**Exercise instructions**
The answer should be each line from the entries below that has the word "Challenge" in it.

(Excerpts from an interface dataset)
******************************

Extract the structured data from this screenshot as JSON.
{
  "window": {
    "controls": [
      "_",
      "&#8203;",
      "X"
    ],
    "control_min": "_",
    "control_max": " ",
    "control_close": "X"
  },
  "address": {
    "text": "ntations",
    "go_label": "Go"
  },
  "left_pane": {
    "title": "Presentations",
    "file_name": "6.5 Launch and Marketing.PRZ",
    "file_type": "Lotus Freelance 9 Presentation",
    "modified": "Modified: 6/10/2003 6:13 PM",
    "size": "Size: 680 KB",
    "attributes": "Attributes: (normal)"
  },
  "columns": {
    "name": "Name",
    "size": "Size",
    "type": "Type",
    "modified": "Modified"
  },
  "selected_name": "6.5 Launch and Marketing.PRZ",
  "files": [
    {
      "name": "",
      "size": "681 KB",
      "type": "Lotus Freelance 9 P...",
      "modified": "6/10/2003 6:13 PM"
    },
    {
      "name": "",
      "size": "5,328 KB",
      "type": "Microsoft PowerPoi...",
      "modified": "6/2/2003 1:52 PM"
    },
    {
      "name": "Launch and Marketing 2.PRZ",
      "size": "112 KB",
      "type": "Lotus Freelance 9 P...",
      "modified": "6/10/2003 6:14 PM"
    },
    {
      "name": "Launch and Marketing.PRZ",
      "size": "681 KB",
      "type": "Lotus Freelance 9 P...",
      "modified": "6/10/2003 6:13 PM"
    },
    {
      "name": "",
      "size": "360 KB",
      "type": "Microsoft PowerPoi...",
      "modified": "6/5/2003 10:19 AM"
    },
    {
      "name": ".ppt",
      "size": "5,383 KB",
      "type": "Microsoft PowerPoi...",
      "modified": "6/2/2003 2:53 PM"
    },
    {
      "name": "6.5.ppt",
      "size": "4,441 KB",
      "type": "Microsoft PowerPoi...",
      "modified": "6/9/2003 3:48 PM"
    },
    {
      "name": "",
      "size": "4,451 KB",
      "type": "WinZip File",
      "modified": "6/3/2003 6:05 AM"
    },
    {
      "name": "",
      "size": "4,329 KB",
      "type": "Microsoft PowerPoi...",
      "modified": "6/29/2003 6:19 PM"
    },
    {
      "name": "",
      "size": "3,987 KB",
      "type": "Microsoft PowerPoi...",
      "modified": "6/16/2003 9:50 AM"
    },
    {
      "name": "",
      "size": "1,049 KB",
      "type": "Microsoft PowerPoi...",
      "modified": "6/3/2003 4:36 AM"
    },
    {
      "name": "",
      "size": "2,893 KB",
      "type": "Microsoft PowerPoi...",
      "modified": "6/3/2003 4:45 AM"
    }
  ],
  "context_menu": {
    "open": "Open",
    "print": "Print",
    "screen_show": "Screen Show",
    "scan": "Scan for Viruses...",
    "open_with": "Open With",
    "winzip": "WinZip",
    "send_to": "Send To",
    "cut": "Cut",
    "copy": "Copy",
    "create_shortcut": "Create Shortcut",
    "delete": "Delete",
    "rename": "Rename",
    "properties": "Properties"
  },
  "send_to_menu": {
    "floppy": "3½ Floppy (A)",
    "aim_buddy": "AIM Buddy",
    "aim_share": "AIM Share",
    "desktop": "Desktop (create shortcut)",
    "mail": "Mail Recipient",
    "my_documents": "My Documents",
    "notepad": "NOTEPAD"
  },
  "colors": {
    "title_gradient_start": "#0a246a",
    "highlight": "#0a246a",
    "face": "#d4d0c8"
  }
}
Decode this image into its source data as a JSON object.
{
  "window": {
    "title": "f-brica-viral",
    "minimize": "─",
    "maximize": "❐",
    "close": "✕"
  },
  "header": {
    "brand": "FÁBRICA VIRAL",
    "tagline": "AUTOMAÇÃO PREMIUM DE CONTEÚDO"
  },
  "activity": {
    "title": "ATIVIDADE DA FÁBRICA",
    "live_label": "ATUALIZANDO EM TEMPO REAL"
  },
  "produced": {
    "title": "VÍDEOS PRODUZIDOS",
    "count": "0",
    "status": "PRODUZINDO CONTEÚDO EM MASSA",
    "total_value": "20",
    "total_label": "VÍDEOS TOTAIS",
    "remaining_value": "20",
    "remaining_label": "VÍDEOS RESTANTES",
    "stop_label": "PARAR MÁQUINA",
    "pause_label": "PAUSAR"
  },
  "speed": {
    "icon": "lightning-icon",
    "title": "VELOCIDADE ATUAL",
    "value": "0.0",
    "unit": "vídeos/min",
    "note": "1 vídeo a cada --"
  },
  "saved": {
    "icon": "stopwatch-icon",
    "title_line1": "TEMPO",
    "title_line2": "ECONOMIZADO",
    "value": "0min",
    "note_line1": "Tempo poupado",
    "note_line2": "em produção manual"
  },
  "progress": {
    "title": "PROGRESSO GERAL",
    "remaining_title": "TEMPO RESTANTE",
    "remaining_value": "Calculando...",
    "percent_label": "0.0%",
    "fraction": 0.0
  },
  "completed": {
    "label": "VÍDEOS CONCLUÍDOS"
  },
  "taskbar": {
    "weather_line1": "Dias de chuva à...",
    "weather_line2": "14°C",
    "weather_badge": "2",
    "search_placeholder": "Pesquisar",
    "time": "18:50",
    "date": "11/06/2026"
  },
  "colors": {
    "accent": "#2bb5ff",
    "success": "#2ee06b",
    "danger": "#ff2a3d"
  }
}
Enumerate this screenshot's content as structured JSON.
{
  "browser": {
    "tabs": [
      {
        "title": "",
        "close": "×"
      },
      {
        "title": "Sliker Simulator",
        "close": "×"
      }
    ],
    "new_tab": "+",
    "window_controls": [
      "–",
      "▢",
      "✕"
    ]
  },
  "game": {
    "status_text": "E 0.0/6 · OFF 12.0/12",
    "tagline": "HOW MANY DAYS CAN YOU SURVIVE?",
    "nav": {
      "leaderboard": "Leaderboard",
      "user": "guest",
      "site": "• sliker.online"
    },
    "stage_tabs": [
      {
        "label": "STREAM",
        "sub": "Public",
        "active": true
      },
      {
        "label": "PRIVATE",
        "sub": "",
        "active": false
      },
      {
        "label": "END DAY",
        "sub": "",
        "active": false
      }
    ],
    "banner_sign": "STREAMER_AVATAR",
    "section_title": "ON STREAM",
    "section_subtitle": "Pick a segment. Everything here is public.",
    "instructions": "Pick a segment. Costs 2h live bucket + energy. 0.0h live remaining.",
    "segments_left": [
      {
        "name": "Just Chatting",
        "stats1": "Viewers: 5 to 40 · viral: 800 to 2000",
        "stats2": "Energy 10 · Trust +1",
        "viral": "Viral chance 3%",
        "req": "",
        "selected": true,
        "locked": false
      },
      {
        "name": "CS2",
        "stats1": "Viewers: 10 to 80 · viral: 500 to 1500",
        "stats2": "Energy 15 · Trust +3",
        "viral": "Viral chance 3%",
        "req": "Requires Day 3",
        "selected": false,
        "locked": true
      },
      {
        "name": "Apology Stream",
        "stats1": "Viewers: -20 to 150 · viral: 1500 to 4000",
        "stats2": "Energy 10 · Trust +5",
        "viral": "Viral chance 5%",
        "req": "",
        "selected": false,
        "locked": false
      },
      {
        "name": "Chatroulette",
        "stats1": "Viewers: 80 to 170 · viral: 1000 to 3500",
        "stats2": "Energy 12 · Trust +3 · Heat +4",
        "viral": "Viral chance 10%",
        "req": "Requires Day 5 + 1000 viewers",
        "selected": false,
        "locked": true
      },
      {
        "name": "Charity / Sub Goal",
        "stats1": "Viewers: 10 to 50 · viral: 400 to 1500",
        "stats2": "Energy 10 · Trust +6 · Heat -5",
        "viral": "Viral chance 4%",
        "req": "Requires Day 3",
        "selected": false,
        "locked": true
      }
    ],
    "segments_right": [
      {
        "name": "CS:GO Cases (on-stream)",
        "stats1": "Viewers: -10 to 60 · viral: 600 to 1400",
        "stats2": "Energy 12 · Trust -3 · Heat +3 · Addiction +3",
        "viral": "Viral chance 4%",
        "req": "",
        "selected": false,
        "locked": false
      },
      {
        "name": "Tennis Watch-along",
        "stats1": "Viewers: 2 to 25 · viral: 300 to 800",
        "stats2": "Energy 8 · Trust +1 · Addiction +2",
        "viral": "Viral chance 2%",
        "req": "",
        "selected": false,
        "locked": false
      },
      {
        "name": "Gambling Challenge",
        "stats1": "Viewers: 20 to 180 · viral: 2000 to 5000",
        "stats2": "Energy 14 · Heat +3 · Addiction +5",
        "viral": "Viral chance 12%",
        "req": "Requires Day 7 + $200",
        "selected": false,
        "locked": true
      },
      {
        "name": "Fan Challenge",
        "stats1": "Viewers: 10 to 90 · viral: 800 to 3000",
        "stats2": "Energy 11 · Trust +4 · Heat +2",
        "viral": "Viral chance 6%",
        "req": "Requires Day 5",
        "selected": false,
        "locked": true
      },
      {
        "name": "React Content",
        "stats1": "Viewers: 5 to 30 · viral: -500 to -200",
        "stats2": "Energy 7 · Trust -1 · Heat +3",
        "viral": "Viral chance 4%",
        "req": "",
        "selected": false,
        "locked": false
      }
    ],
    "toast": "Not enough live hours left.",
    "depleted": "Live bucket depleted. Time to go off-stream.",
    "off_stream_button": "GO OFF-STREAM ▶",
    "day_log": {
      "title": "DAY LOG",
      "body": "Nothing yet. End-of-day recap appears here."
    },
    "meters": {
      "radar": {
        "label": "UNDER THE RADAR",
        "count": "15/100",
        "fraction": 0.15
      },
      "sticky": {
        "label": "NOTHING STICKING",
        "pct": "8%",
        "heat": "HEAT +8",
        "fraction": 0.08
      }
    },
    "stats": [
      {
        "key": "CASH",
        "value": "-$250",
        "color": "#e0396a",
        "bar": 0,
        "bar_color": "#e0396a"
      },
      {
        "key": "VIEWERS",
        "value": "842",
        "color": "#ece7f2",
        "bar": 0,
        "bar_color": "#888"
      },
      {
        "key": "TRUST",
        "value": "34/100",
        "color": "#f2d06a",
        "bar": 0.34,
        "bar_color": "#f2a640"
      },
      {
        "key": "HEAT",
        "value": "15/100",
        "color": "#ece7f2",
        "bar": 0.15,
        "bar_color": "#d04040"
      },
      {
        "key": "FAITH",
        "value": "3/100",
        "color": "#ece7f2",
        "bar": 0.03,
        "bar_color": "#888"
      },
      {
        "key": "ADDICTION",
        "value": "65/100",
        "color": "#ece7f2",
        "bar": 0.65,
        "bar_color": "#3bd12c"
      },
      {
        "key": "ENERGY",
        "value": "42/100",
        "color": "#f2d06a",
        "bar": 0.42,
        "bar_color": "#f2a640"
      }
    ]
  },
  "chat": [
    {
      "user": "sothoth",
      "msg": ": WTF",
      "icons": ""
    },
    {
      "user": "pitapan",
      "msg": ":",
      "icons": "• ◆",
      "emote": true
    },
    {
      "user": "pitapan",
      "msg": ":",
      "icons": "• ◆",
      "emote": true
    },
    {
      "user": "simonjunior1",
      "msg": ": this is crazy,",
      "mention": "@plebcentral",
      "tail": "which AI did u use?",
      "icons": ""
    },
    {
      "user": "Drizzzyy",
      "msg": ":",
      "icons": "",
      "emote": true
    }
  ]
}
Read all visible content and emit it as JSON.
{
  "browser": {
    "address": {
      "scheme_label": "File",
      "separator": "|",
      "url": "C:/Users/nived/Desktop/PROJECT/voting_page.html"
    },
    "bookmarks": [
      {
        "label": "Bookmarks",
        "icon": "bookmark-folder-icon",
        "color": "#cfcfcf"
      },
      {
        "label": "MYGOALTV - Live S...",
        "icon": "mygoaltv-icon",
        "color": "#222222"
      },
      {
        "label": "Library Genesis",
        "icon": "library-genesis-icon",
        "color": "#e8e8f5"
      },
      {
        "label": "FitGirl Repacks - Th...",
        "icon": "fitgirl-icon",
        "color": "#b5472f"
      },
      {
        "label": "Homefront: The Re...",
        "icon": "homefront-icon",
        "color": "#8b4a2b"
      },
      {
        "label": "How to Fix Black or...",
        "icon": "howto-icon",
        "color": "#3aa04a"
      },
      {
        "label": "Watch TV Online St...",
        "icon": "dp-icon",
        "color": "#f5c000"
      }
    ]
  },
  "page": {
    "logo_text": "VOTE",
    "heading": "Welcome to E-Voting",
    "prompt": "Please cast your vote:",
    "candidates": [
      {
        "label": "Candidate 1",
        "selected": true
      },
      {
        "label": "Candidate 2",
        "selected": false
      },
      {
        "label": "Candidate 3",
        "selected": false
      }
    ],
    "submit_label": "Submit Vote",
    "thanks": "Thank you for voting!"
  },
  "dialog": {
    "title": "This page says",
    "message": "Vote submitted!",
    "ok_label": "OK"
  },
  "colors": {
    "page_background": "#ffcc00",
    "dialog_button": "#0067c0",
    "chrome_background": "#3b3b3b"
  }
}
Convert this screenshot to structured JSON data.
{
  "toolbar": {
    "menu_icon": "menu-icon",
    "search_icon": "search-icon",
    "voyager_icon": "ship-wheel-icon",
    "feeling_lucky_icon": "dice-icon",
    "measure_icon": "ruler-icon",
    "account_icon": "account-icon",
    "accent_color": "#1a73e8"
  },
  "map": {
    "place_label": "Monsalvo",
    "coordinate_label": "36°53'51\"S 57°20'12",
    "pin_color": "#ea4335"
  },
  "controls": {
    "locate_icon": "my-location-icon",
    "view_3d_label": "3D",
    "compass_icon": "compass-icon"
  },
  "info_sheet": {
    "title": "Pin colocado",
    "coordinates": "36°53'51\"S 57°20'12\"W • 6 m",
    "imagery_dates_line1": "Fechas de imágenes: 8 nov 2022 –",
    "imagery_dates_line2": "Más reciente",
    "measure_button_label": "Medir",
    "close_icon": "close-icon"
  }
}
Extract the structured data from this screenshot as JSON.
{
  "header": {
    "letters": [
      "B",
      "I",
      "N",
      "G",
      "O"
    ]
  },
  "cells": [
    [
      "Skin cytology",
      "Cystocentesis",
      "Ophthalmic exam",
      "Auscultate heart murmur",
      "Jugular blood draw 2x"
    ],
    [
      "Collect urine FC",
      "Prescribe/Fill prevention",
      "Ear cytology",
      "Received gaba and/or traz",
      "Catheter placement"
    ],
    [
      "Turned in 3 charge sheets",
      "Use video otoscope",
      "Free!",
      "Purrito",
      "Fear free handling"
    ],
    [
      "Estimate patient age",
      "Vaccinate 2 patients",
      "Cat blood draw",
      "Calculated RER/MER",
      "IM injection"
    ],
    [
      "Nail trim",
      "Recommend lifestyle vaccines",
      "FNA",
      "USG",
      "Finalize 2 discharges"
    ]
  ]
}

******************************

**Result**
        "name": "Gambling Challenge",
        "name": "Fan Challenge",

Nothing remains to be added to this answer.